Data records
★ ★ ★ ★ ★ ★ ★
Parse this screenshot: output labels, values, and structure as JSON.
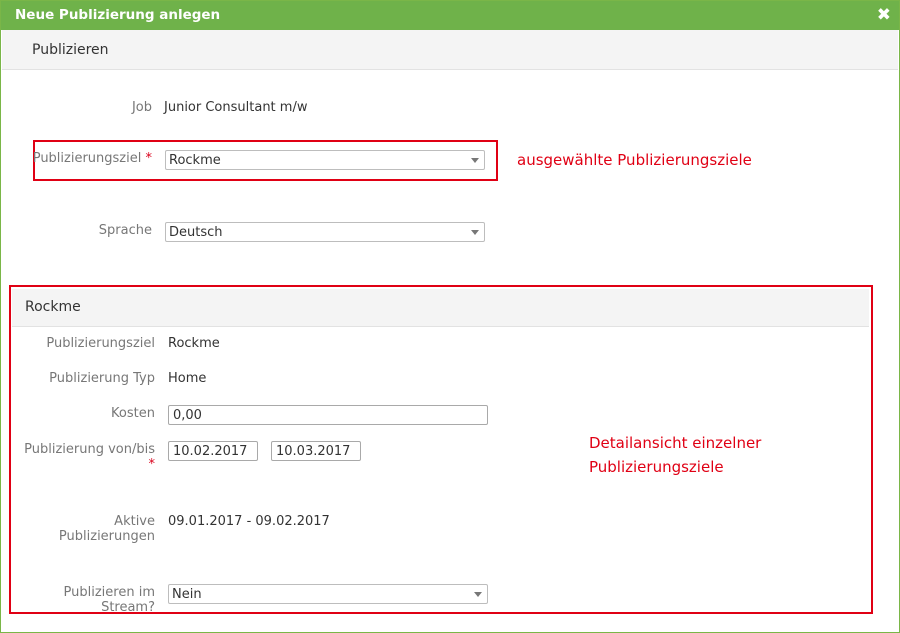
{
  "dialog": {
    "title": "Neue Publizierung anlegen",
    "close_glyph": "✖",
    "section_title": "Publizieren"
  },
  "form": {
    "job_label": "Job",
    "job_value": "Junior Consultant m/w",
    "target_label": "Publizierungsziel",
    "required_mark": "*",
    "target_value": "Rockme",
    "language_label": "Sprache",
    "language_value": "Deutsch"
  },
  "annotations": {
    "selected_targets": "ausgewählte Publizierungsziele",
    "detail_line1": "Detailansicht einzelner",
    "detail_line2": "Publizierungsziele"
  },
  "detail": {
    "title": "Rockme",
    "target_label": "Publizierungsziel",
    "target_value": "Rockme",
    "type_label": "Publizierung Typ",
    "type_value": "Home",
    "cost_label": "Kosten",
    "cost_value": "0,00",
    "period_label": "Publizierung von/bis",
    "from_value": "10.02.2017",
    "to_value": "10.03.2017",
    "active_label": "Aktive Publizierungen",
    "active_value": "09.01.2017 - 09.02.2017",
    "stream_label": "Publizieren im Stream?",
    "stream_value": "Nein"
  },
  "colors": {
    "titlebar": "#6fb24a",
    "annotation": "#e00014"
  }
}
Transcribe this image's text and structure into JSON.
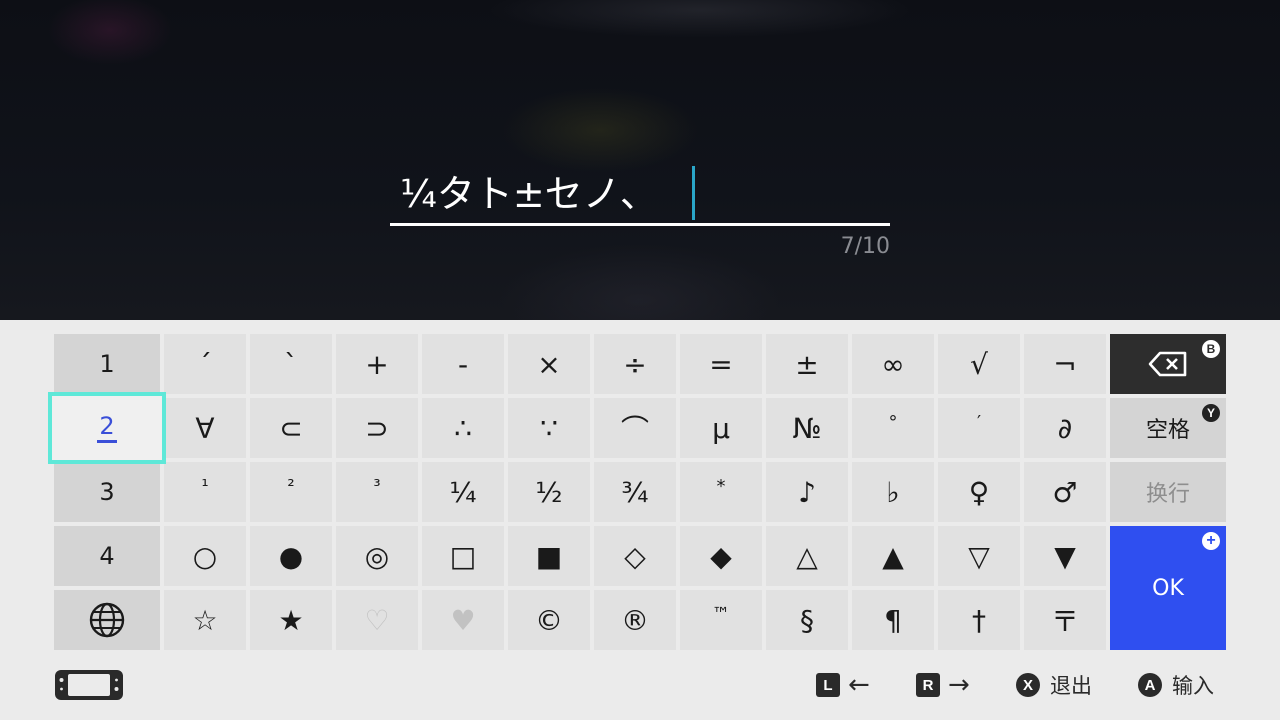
{
  "input": {
    "text": "¼タト±セノ、",
    "counter": "7/10"
  },
  "tabs": [
    {
      "label": "1"
    },
    {
      "label": "2"
    },
    {
      "label": "3"
    },
    {
      "label": "4"
    },
    {
      "icon": "globe-icon"
    }
  ],
  "rows": [
    [
      "´",
      "`",
      "+",
      "-",
      "×",
      "÷",
      "=",
      "±",
      "∞",
      "√",
      "¬"
    ],
    [
      "∀",
      "⊂",
      "⊃",
      "∴",
      "∵",
      "⌒",
      "µ",
      "№",
      "°",
      "′",
      "∂"
    ],
    [
      "¹",
      "²",
      "³",
      "¼",
      "½",
      "¾",
      "*",
      "♪",
      "♭",
      "♀",
      "♂"
    ],
    [
      "○",
      "●",
      "◎",
      "□",
      "■",
      "◇",
      "◆",
      "△",
      "▲",
      "▽",
      "▼"
    ],
    [
      "☆",
      "★",
      "♡",
      "♥",
      "©",
      "®",
      "™",
      "§",
      "¶",
      "†",
      "〒"
    ]
  ],
  "actions": {
    "backspace": {
      "icon": "backspace-icon",
      "badge": "B"
    },
    "space": {
      "label": "空格",
      "badge": "Y"
    },
    "newline": {
      "label": "换行"
    },
    "ok": {
      "label": "OK",
      "badge": "+"
    }
  },
  "footer": {
    "hints": [
      {
        "key": "L",
        "label": "←"
      },
      {
        "key": "R",
        "label": "→"
      },
      {
        "key": "X",
        "label": "退出"
      },
      {
        "key": "A",
        "label": "输入"
      }
    ]
  },
  "colors": {
    "accent": "#2f4ff0",
    "selection": "#5ee8d8",
    "caret": "#2aa6c8"
  }
}
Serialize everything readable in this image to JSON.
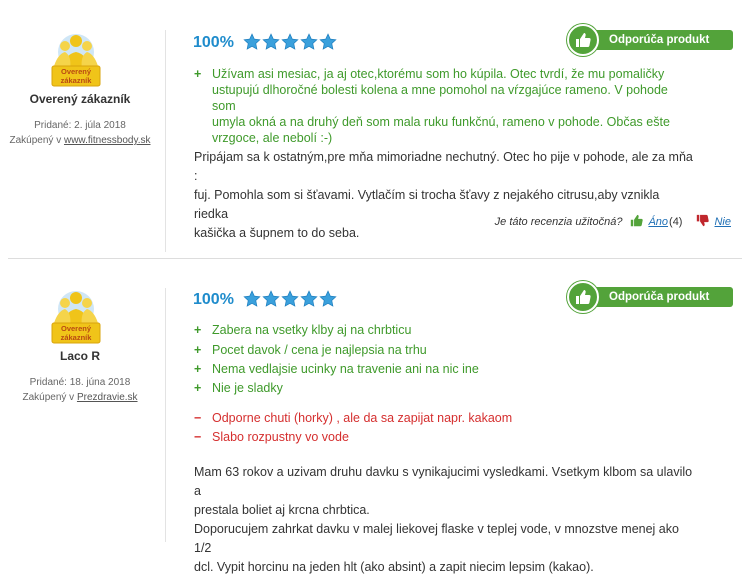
{
  "reviews": [
    {
      "badge_text": "Overený zákazník",
      "username": "Overený zákazník",
      "date": "Pridané: 2. júla 2018",
      "bought_prefix": "Zakúpený v",
      "bought_shop": "www.fitnessbody.sk",
      "percent": "100%",
      "stars": 5,
      "recommend_label": "Odporúča produkt",
      "pros": [
        "Užívam asi mesiac, ja aj otec,ktorému som ho kúpila. Otec tvrdí, že mu pomaličky\nustupujú dlhoročné bolesti kolena a mne pomohol na vŕzgajúce rameno. V pohode som\numyla okná a na druhý deň som mala ruku funkčnú, rameno v pohode. Občas ešte\nvrzgoce, ale nebolí :-)"
      ],
      "cons": [],
      "text": "Pripájam sa k ostatným,pre mňa mimoriadne nechutný. Otec ho pije v pohode, ale za mňa :\nfuj. Pomohla som si šťavami. Vytlačím si trocha šťavy z nejakého citrusu,aby vznikla riedka\nkašička a šupnem to do seba.",
      "helpful": {
        "question": "Je táto recenzia užitočná?",
        "yes_label": "Áno",
        "yes_count": "(4)",
        "no_label": "Nie"
      }
    },
    {
      "badge_text": "Overený zákazník",
      "username": "Laco R",
      "date": "Pridané: 18. júna 2018",
      "bought_prefix": "Zakúpený v",
      "bought_shop": "Prezdravie.sk",
      "percent": "100%",
      "stars": 5,
      "recommend_label": "Odporúča produkt",
      "pros": [
        "Zabera na vsetky klby aj na chrbticu",
        "Pocet davok / cena je najlepsia na trhu",
        "Nema vedlajsie ucinky na travenie ani na nic ine",
        "Nie je sladky"
      ],
      "cons": [
        "Odporne chuti (horky) , ale da sa zapijat napr. kakaom",
        "Slabo rozpustny vo vode"
      ],
      "text": "Mam 63 rokov a uzivam druhu davku s vynikajucimi vysledkami. Vsetkym klbom sa ulavilo a\nprestala boliet aj krcna chrbtica.\nDoporucujem zahrkat davku v malej liekovej flaske v teplej vode, v mnozstve menej ako 1/2\ndcl. Vypit horcinu na jeden hlt (ako absint) a zapit niecim lepsim (kakao)."
    }
  ],
  "colors": {
    "accent_blue": "#1f8ccc",
    "star_blue": "#3aa0dc",
    "recommend_green": "#53a33a",
    "pro_green": "#3f9a2b",
    "con_red": "#d52f2f"
  },
  "icons": {
    "badge": "verified-customer-badge-icon",
    "star": "star-icon",
    "thumb_up": "thumbs-up-icon",
    "thumb_down": "thumbs-down-icon"
  }
}
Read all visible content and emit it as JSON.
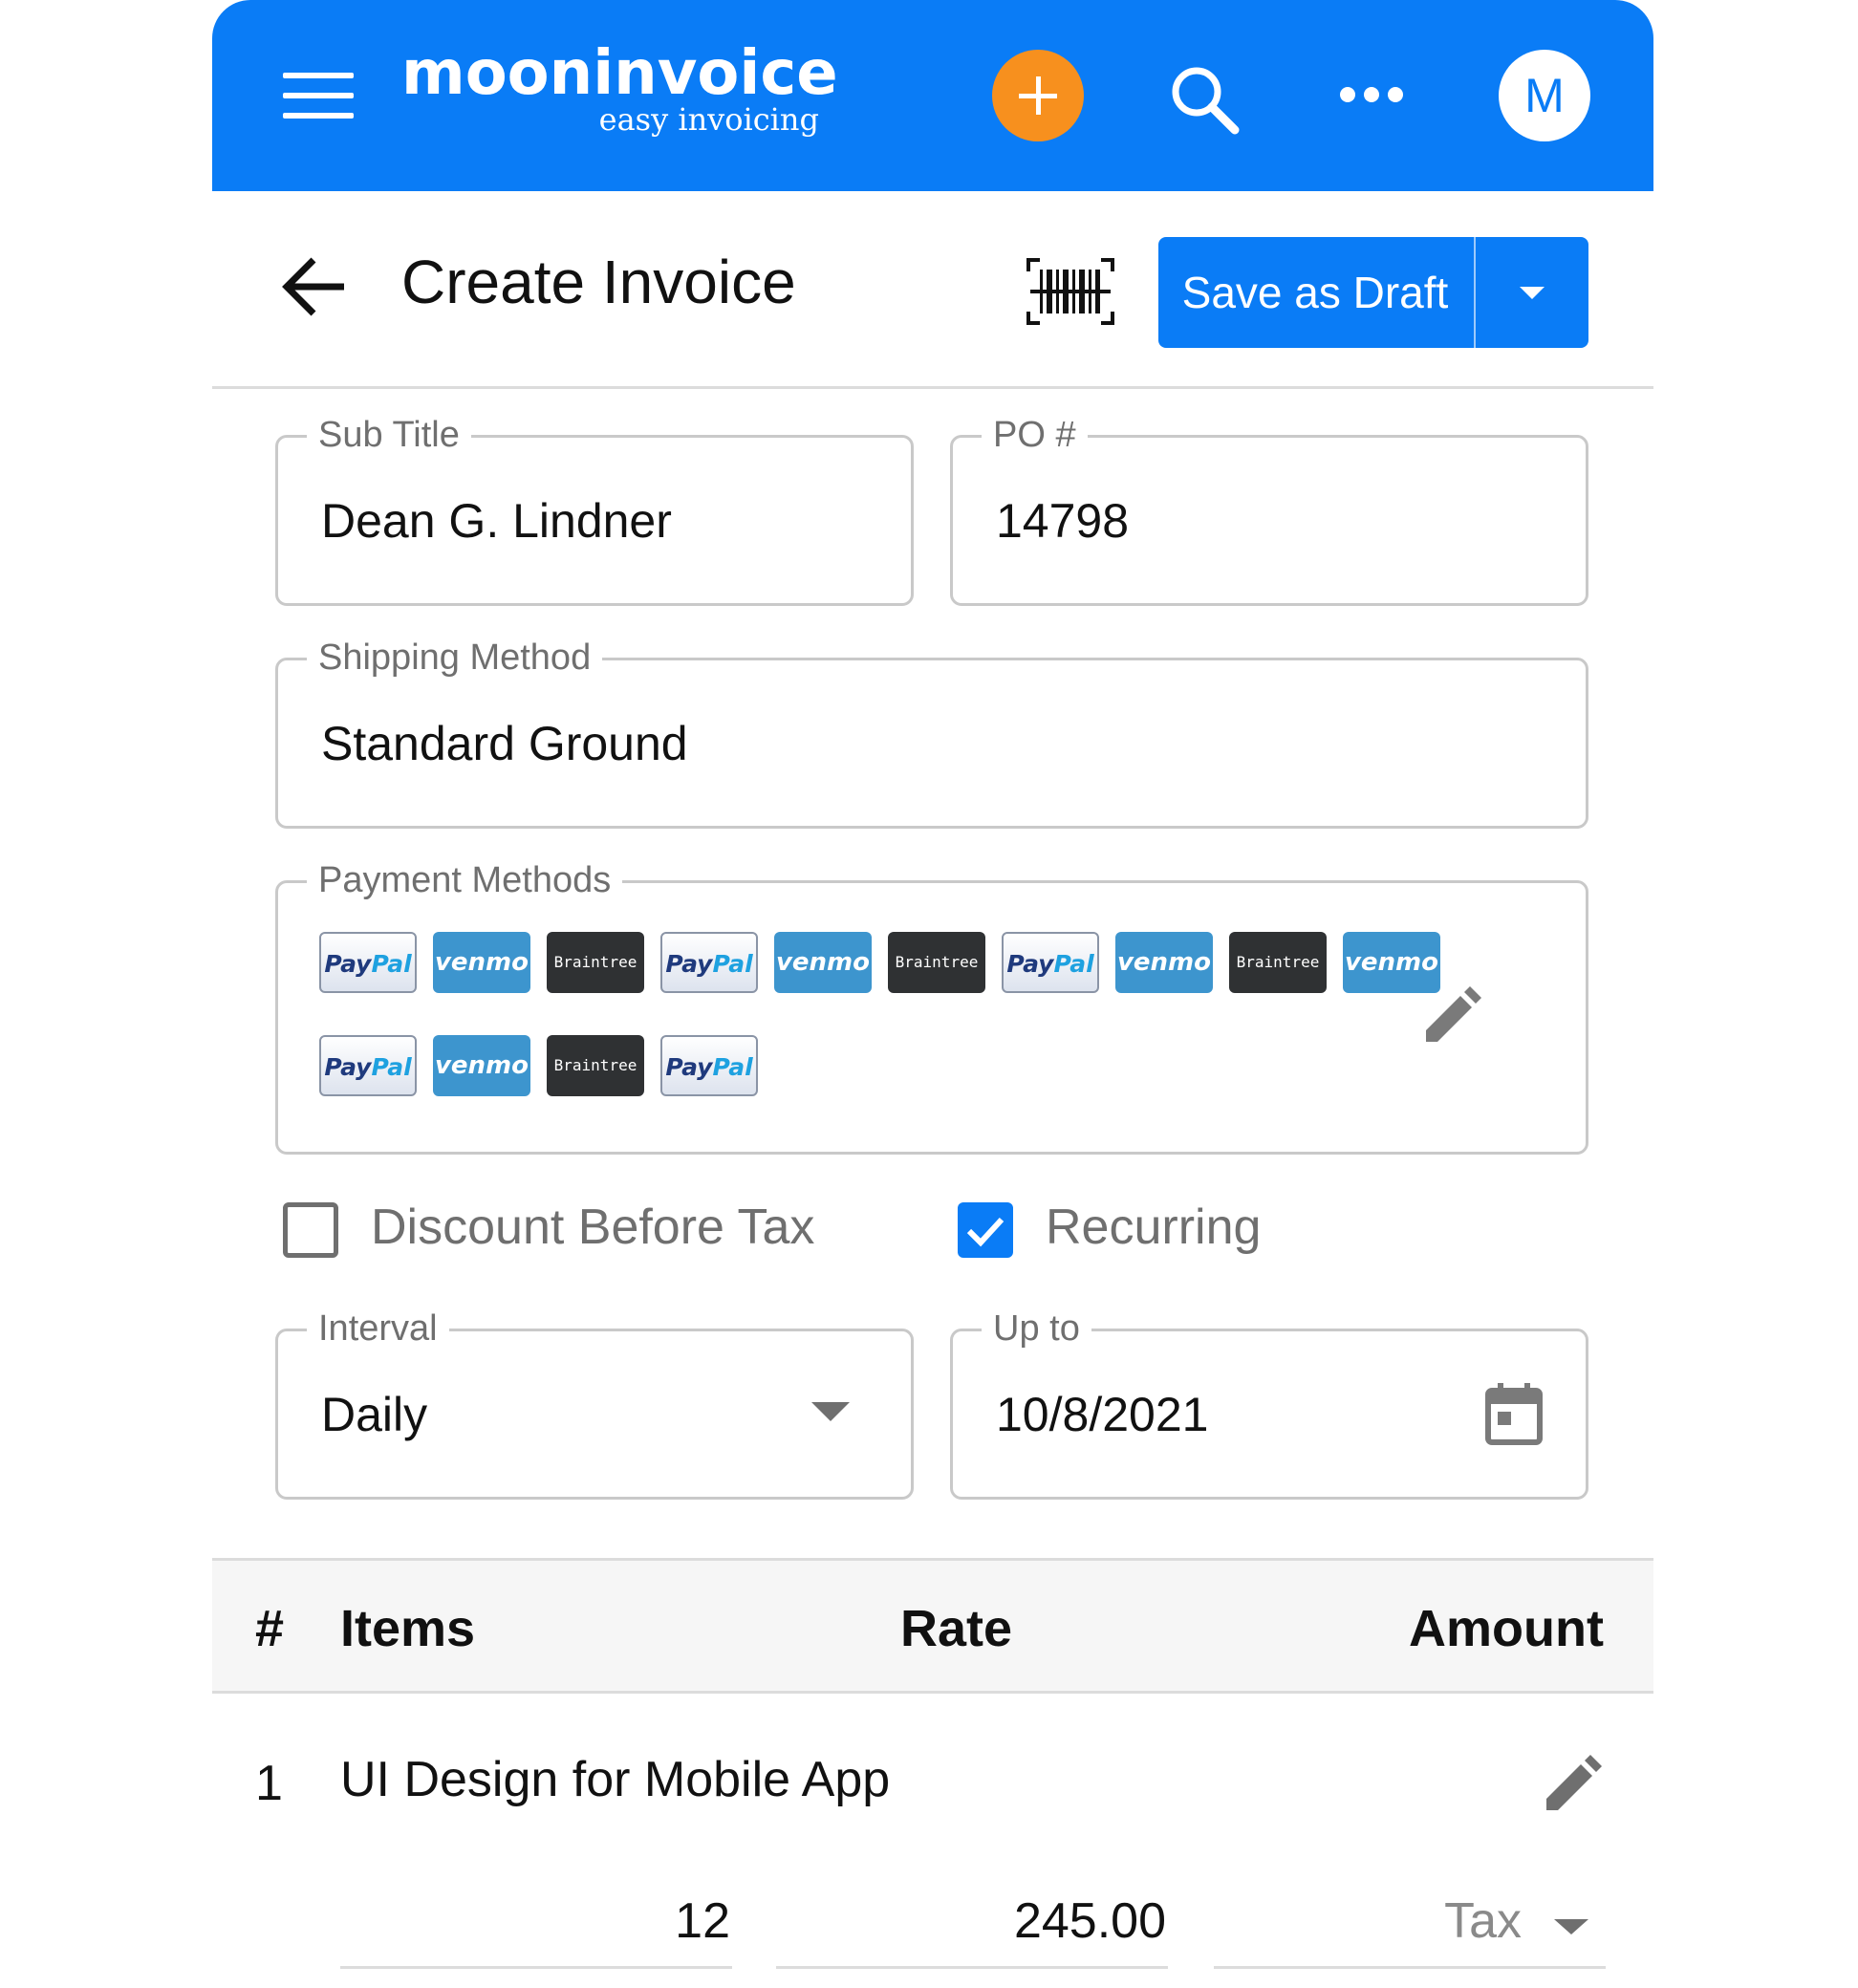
{
  "app": {
    "logo_main": "mooninvoice",
    "logo_sub": "easy invoicing",
    "avatar_initial": "M",
    "brand_color": "#0a7cf6",
    "accent_color": "#f7901e"
  },
  "header": {
    "title": "Create Invoice",
    "save_label": "Save as Draft"
  },
  "fields": {
    "sub_title": {
      "label": "Sub Title",
      "value": "Dean G. Lindner"
    },
    "po": {
      "label": "PO #",
      "value": "14798"
    },
    "shipping": {
      "label": "Shipping Method",
      "value": "Standard Ground"
    },
    "payment": {
      "label": "Payment Methods"
    },
    "interval": {
      "label": "Interval",
      "value": "Daily"
    },
    "up_to": {
      "label": "Up to",
      "value": "10/8/2021"
    }
  },
  "payment_methods": [
    "PayPal",
    "venmo",
    "Braintree",
    "PayPal",
    "venmo",
    "Braintree",
    "PayPal",
    "venmo",
    "Braintree",
    "venmo",
    "PayPal",
    "venmo",
    "Braintree",
    "PayPal"
  ],
  "options": {
    "discount_before_tax": {
      "label": "Discount Before Tax",
      "checked": false
    },
    "recurring": {
      "label": "Recurring",
      "checked": true
    }
  },
  "table": {
    "headers": {
      "num": "#",
      "items": "Items",
      "rate": "Rate",
      "amount": "Amount"
    },
    "rows": [
      {
        "num": "1",
        "description": "UI Design for Mobile App",
        "qty": "12",
        "rate": "245.00",
        "tax": "Tax"
      }
    ]
  }
}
★ ★ ★ ★ ★ ★ ★
▸ Exercise prompt
Copy out all the data exactly; skip the pictures.

▸ Correct result
Parse this screenshot: output labels, values, and structure as JSON.
{
  "dialog": {
    "title": "Neue Publizierung anlegen",
    "close_glyph": "✖",
    "section_title": "Publizieren"
  },
  "form": {
    "job_label": "Job",
    "job_value": "Junior Consultant m/w",
    "target_label": "Publizierungsziel",
    "required_mark": "*",
    "target_value": "Rockme",
    "language_label": "Sprache",
    "language_value": "Deutsch"
  },
  "annotations": {
    "selected_targets": "ausgewählte Publizierungsziele",
    "detail_line1": "Detailansicht einzelner",
    "detail_line2": "Publizierungsziele"
  },
  "detail": {
    "title": "Rockme",
    "target_label": "Publizierungsziel",
    "target_value": "Rockme",
    "type_label": "Publizierung Typ",
    "type_value": "Home",
    "cost_label": "Kosten",
    "cost_value": "0,00",
    "period_label": "Publizierung von/bis",
    "from_value": "10.02.2017",
    "to_value": "10.03.2017",
    "active_label": "Aktive Publizierungen",
    "active_value": "09.01.2017 - 09.02.2017",
    "stream_label": "Publizieren im Stream?",
    "stream_value": "Nein"
  },
  "colors": {
    "titlebar": "#6fb24a",
    "annotation": "#e00014"
  }
}
Transcribe this image's text and structure into JSON.
{
  "input": {
    "text": "¼タト±セノ、",
    "counter": "7/10"
  },
  "tabs": [
    {
      "label": "1"
    },
    {
      "label": "2"
    },
    {
      "label": "3"
    },
    {
      "label": "4"
    },
    {
      "icon": "globe-icon"
    }
  ],
  "rows": [
    [
      "´",
      "`",
      "+",
      "-",
      "×",
      "÷",
      "=",
      "±",
      "∞",
      "√",
      "¬"
    ],
    [
      "∀",
      "⊂",
      "⊃",
      "∴",
      "∵",
      "⌒",
      "µ",
      "№",
      "°",
      "′",
      "∂"
    ],
    [
      "¹",
      "²",
      "³",
      "¼",
      "½",
      "¾",
      "*",
      "♪",
      "♭",
      "♀",
      "♂"
    ],
    [
      "○",
      "●",
      "◎",
      "□",
      "■",
      "◇",
      "◆",
      "△",
      "▲",
      "▽",
      "▼"
    ],
    [
      "☆",
      "★",
      "♡",
      "♥",
      "©",
      "®",
      "™",
      "§",
      "¶",
      "†",
      "〒"
    ]
  ],
  "actions": {
    "backspace": {
      "icon": "backspace-icon",
      "badge": "B"
    },
    "space": {
      "label": "空格",
      "badge": "Y"
    },
    "newline": {
      "label": "换行"
    },
    "ok": {
      "label": "OK",
      "badge": "+"
    }
  },
  "footer": {
    "hints": [
      {
        "key": "L",
        "label": "←"
      },
      {
        "key": "R",
        "label": "→"
      },
      {
        "key": "X",
        "label": "退出"
      },
      {
        "key": "A",
        "label": "输入"
      }
    ]
  },
  "colors": {
    "accent": "#2f4ff0",
    "selection": "#5ee8d8",
    "caret": "#2aa6c8"
  }
}
Serialize everything readable in this image to JSON.
{
  "reviews": [
    {
      "badge_text": "Overený zákazník",
      "username": "Overený zákazník",
      "date": "Pridané: 2. júla 2018",
      "bought_prefix": "Zakúpený v",
      "bought_shop": "www.fitnessbody.sk",
      "percent": "100%",
      "stars": 5,
      "recommend_label": "Odporúča produkt",
      "pros": [
        "Užívam asi mesiac, ja aj otec,ktorému som ho kúpila. Otec tvrdí, že mu pomaličky\nustupujú dlhoročné bolesti kolena a mne pomohol na vŕzgajúce rameno. V pohode som\numyla okná a na druhý deň som mala ruku funkčnú, rameno v pohode. Občas ešte\nvrzgoce, ale nebolí :-)"
      ],
      "cons": [],
      "text": "Pripájam sa k ostatným,pre mňa mimoriadne nechutný. Otec ho pije v pohode, ale za mňa :\nfuj. Pomohla som si šťavami. Vytlačím si trocha šťavy z nejakého citrusu,aby vznikla riedka\nkašička a šupnem to do seba.",
      "helpful": {
        "question": "Je táto recenzia užitočná?",
        "yes_label": "Áno",
        "yes_count": "(4)",
        "no_label": "Nie"
      }
    },
    {
      "badge_text": "Overený zákazník",
      "username": "Laco R",
      "date": "Pridané: 18. júna 2018",
      "bought_prefix": "Zakúpený v",
      "bought_shop": "Prezdravie.sk",
      "percent": "100%",
      "stars": 5,
      "recommend_label": "Odporúča produkt",
      "pros": [
        "Zabera na vsetky klby aj na chrbticu",
        "Pocet davok / cena je najlepsia na trhu",
        "Nema vedlajsie ucinky na travenie ani na nic ine",
        "Nie je sladky"
      ],
      "cons": [
        "Odporne chuti (horky) , ale da sa zapijat napr. kakaom",
        "Slabo rozpustny vo vode"
      ],
      "text": "Mam 63 rokov a uzivam druhu davku s vynikajucimi vysledkami. Vsetkym klbom sa ulavilo a\nprestala boliet aj krcna chrbtica.\nDoporucujem zahrkat davku v malej liekovej flaske v teplej vode, v mnozstve menej ako 1/2\ndcl. Vypit horcinu na jeden hlt (ako absint) a zapit niecim lepsim (kakao)."
    }
  ],
  "colors": {
    "accent_blue": "#1f8ccc",
    "star_blue": "#3aa0dc",
    "recommend_green": "#53a33a",
    "pro_green": "#3f9a2b",
    "con_red": "#d52f2f"
  },
  "icons": {
    "badge": "verified-customer-badge-icon",
    "star": "star-icon",
    "thumb_up": "thumbs-up-icon",
    "thumb_down": "thumbs-down-icon"
  }
}
Read all visible content and emit it as JSON.
{
  "app": {
    "logo_main": "mooninvoice",
    "logo_sub": "easy invoicing",
    "avatar_initial": "M",
    "brand_color": "#0a7cf6",
    "accent_color": "#f7901e"
  },
  "header": {
    "title": "Create Invoice",
    "save_label": "Save as Draft"
  },
  "fields": {
    "sub_title": {
      "label": "Sub Title",
      "value": "Dean G. Lindner"
    },
    "po": {
      "label": "PO #",
      "value": "14798"
    },
    "shipping": {
      "label": "Shipping Method",
      "value": "Standard Ground"
    },
    "payment": {
      "label": "Payment Methods"
    },
    "interval": {
      "label": "Interval",
      "value": "Daily"
    },
    "up_to": {
      "label": "Up to",
      "value": "10/8/2021"
    }
  },
  "payment_methods": [
    "PayPal",
    "venmo",
    "Braintree",
    "PayPal",
    "venmo",
    "Braintree",
    "PayPal",
    "venmo",
    "Braintree",
    "venmo",
    "PayPal",
    "venmo",
    "Braintree",
    "PayPal"
  ],
  "options": {
    "discount_before_tax": {
      "label": "Discount Before Tax",
      "checked": false
    },
    "recurring": {
      "label": "Recurring",
      "checked": true
    }
  },
  "table": {
    "headers": {
      "num": "#",
      "items": "Items",
      "rate": "Rate",
      "amount": "Amount"
    },
    "rows": [
      {
        "num": "1",
        "description": "UI Design for Mobile App",
        "qty": "12",
        "rate": "245.00",
        "tax": "Tax"
      }
    ]
  }
}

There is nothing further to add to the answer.